§ **Goal**: Find the lines with the string "desc" and return them.

§ **Records provided**:

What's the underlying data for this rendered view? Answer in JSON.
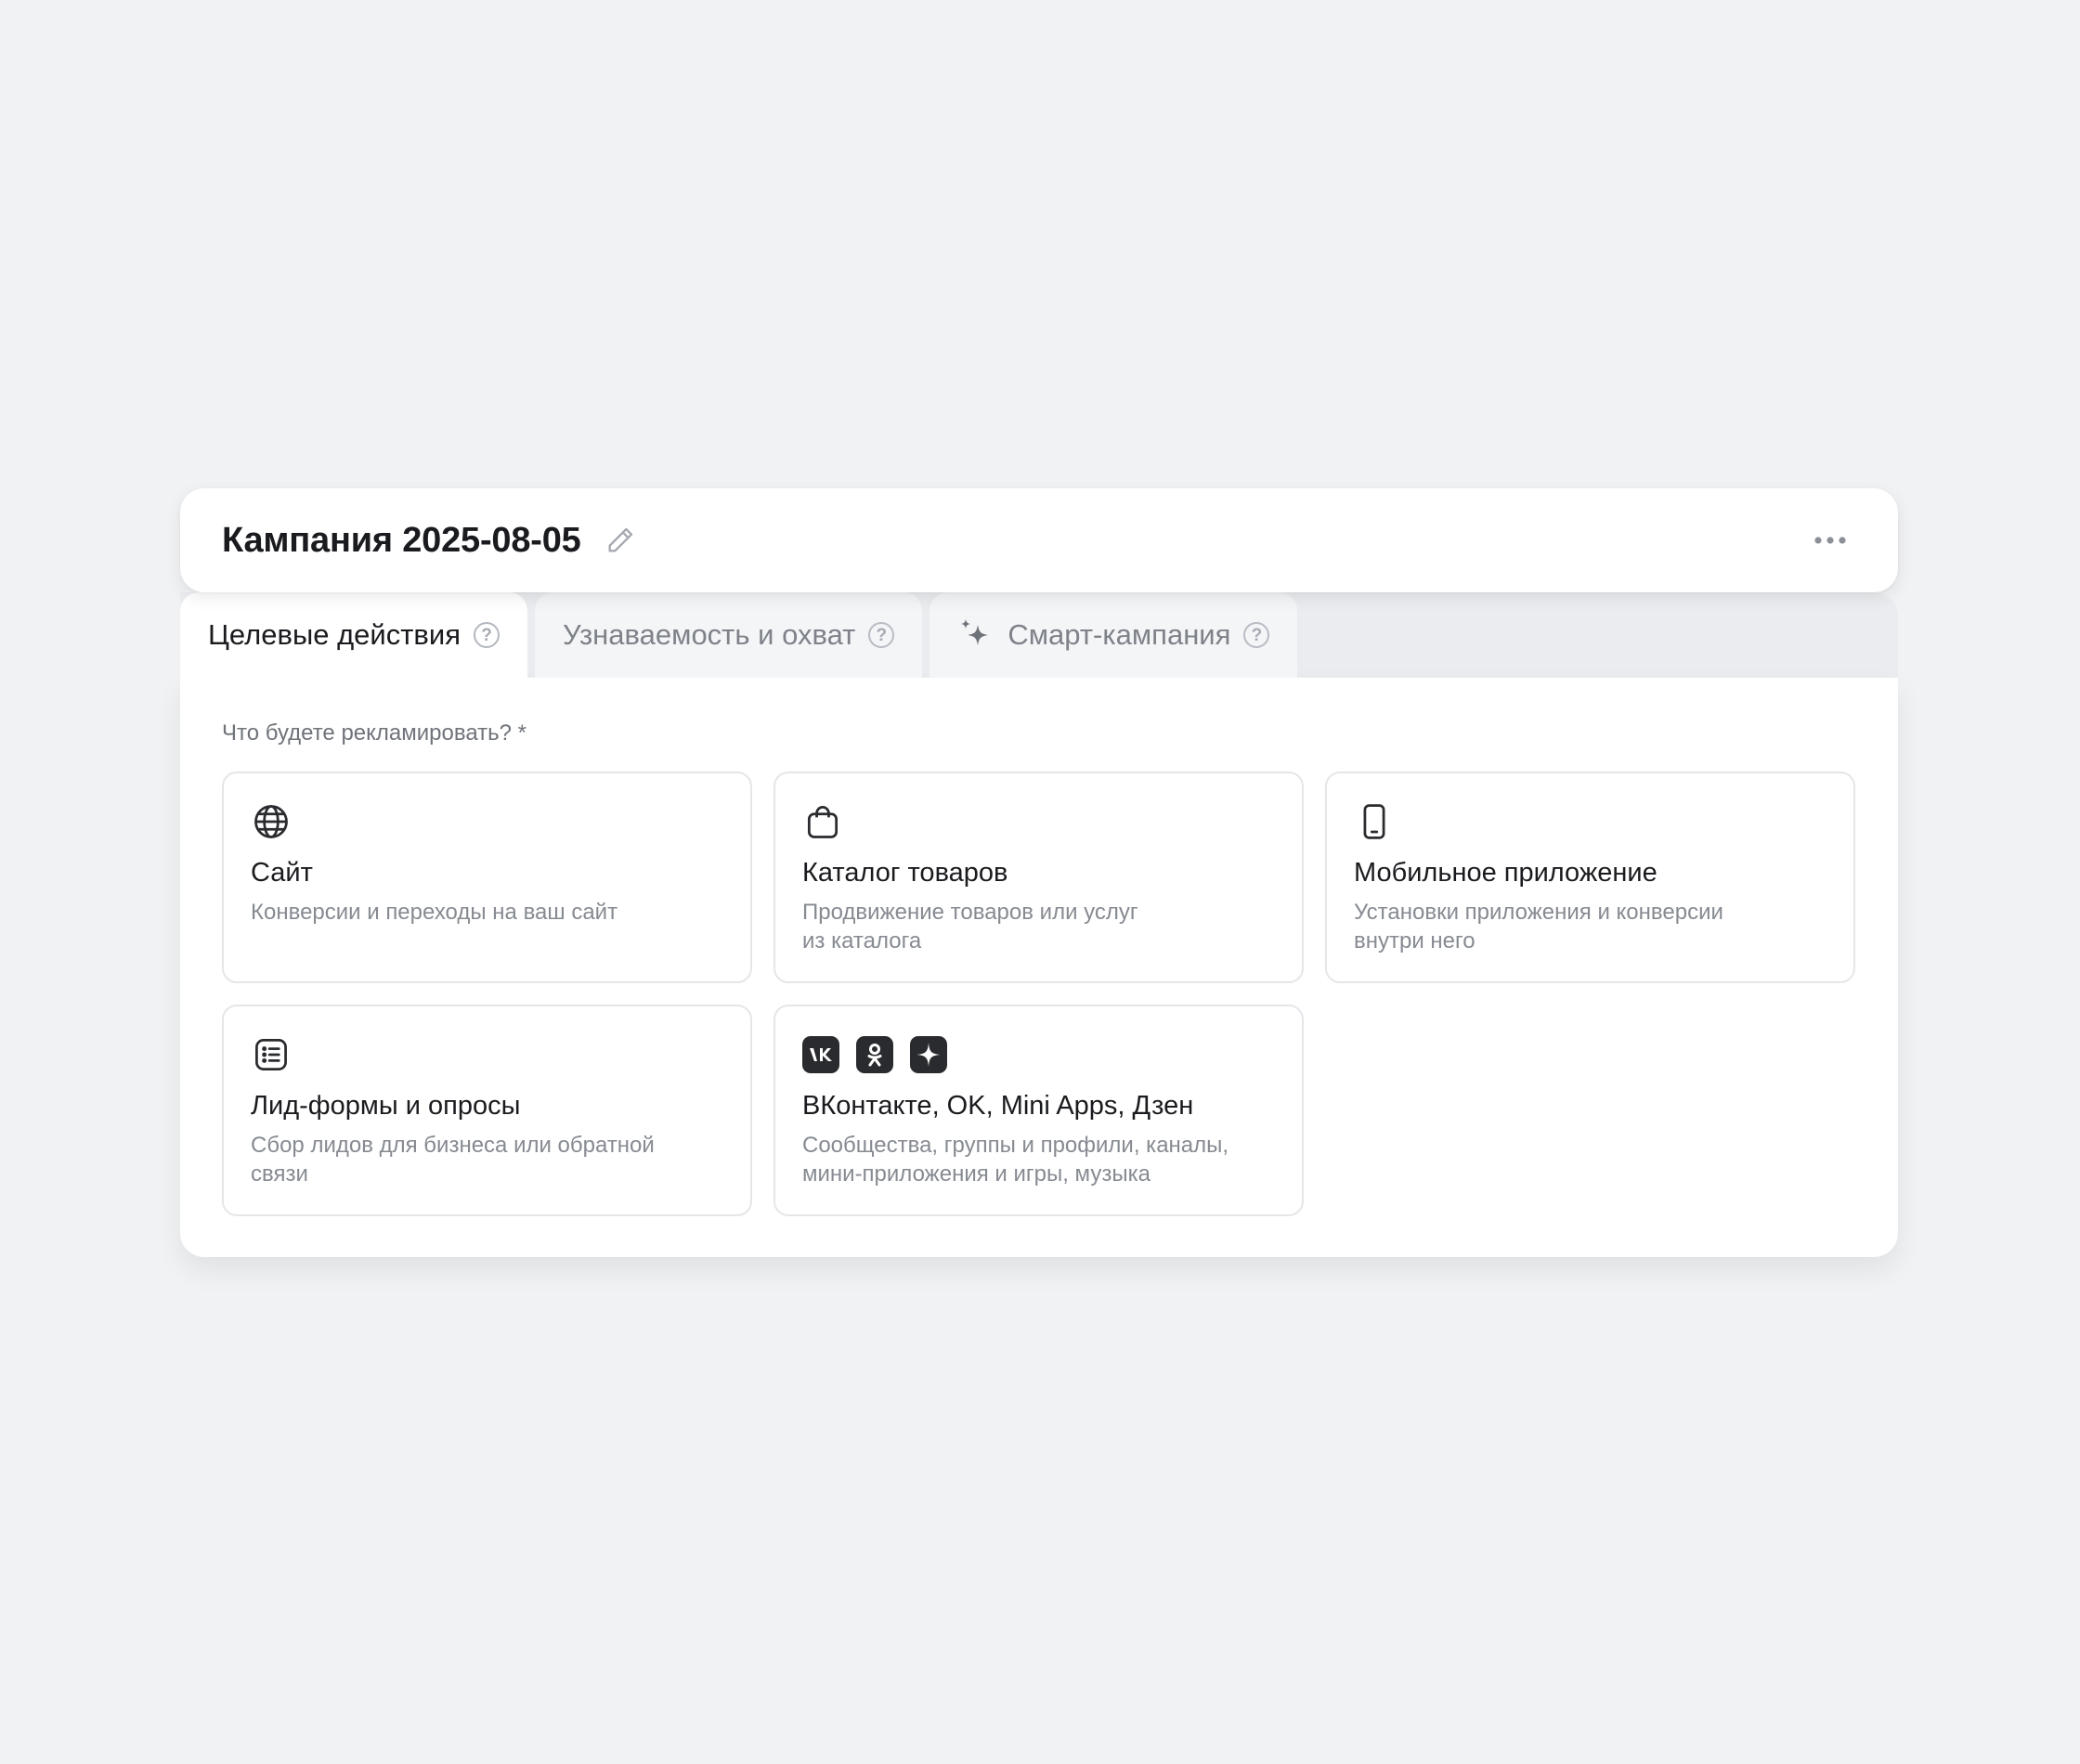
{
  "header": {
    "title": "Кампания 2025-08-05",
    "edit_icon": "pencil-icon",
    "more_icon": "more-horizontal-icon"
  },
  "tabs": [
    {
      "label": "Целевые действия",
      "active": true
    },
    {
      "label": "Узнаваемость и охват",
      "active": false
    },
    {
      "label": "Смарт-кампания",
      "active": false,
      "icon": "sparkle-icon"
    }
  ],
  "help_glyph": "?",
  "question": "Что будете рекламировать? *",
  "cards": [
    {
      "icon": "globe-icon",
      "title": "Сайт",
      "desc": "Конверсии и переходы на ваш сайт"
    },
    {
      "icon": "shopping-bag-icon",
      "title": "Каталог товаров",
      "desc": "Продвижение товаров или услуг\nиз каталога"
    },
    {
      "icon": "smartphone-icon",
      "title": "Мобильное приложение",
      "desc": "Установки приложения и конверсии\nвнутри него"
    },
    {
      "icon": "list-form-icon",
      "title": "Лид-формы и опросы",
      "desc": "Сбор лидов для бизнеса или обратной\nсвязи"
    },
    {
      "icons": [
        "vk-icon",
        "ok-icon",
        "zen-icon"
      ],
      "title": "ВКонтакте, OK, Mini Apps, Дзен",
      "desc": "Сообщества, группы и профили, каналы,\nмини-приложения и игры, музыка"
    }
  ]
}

§ **Task result**:
      "desc": "Конверсии и переходы на ваш сайт"
      "desc": "Продвижение товаров или услуг\nиз каталога"
      "desc": "Установки приложения и конверсии\nвнутри него"
      "desc": "Сбор лидов для бизнеса или обратной\nсвязи"
      "desc": "Сообщества, группы и профили, каналы,\nмини-приложения и игры, музыка"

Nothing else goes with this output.